_AIM OF THE TASK_. From the entries below, pull out each line where "стиль" appears.

START RECORDS PROVIDED

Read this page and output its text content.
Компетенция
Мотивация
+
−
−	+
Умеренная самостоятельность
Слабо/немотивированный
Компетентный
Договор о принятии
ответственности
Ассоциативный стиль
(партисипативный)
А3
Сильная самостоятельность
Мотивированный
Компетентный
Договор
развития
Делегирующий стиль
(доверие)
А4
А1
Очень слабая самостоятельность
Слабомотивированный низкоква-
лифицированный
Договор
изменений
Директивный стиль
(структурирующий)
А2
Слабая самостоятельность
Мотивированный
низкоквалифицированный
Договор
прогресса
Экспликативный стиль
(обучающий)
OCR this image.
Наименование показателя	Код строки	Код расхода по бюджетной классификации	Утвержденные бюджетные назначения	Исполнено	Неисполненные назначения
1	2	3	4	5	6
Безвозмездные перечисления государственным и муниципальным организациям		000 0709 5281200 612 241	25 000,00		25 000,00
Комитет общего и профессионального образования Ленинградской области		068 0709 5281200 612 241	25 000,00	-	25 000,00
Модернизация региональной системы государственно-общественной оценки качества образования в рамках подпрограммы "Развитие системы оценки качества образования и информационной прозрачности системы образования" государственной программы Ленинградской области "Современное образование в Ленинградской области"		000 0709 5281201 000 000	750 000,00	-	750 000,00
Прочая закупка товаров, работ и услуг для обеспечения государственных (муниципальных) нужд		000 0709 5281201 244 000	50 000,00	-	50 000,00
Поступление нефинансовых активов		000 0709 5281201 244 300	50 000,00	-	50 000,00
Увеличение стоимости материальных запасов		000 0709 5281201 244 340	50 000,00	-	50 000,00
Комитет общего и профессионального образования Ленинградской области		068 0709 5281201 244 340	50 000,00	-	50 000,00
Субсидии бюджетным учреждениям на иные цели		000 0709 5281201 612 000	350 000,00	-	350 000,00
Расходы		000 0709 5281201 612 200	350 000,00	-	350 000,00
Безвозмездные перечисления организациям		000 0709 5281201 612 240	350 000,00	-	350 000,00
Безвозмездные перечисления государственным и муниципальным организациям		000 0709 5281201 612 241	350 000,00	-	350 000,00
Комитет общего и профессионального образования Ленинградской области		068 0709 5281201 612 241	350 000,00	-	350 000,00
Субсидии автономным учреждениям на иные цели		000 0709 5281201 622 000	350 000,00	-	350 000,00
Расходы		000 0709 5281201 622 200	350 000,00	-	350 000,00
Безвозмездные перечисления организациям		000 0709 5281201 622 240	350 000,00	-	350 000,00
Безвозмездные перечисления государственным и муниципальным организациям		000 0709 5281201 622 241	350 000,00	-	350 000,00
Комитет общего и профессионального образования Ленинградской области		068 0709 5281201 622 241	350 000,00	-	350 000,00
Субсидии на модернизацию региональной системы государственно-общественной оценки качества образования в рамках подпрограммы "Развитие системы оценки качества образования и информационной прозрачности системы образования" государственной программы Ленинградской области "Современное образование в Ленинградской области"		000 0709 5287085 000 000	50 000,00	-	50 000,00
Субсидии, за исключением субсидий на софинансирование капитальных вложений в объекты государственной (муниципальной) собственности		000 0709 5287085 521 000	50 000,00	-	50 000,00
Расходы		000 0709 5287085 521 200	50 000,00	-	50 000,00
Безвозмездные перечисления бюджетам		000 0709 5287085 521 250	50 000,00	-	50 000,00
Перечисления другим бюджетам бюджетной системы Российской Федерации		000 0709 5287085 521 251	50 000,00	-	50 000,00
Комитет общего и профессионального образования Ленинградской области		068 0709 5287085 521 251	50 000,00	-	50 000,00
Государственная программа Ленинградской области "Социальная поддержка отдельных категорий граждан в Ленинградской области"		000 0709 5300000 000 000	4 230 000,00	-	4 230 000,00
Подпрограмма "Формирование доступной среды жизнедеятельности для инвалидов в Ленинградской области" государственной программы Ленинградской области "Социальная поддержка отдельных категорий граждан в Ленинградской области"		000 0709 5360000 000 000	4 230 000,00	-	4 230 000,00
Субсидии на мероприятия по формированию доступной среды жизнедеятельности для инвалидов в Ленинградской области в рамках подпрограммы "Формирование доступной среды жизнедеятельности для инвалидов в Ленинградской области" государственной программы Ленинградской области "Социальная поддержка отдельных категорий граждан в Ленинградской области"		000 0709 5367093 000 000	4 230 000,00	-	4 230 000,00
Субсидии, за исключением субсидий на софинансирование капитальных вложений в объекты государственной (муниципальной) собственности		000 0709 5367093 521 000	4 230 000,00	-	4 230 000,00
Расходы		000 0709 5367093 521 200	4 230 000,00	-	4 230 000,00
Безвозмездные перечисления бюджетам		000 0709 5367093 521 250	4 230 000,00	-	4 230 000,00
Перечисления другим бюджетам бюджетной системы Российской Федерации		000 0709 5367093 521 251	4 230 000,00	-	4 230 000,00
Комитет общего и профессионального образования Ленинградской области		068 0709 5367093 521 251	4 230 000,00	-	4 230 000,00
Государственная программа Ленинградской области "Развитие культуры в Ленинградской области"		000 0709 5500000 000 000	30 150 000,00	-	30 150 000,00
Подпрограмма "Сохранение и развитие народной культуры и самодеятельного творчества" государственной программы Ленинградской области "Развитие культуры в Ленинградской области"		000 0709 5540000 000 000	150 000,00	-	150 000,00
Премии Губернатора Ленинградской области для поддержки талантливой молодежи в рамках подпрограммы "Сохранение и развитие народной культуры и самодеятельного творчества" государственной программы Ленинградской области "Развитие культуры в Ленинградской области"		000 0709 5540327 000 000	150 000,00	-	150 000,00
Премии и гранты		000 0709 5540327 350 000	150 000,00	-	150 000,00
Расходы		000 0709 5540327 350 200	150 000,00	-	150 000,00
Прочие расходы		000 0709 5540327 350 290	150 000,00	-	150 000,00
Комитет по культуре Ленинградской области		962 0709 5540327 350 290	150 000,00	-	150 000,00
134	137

END RECORDS PROVIDED

_FINAL RESULT_.
Ассоциативный стиль
Делегирующий стиль
Директивный стиль
Экспликативный стиль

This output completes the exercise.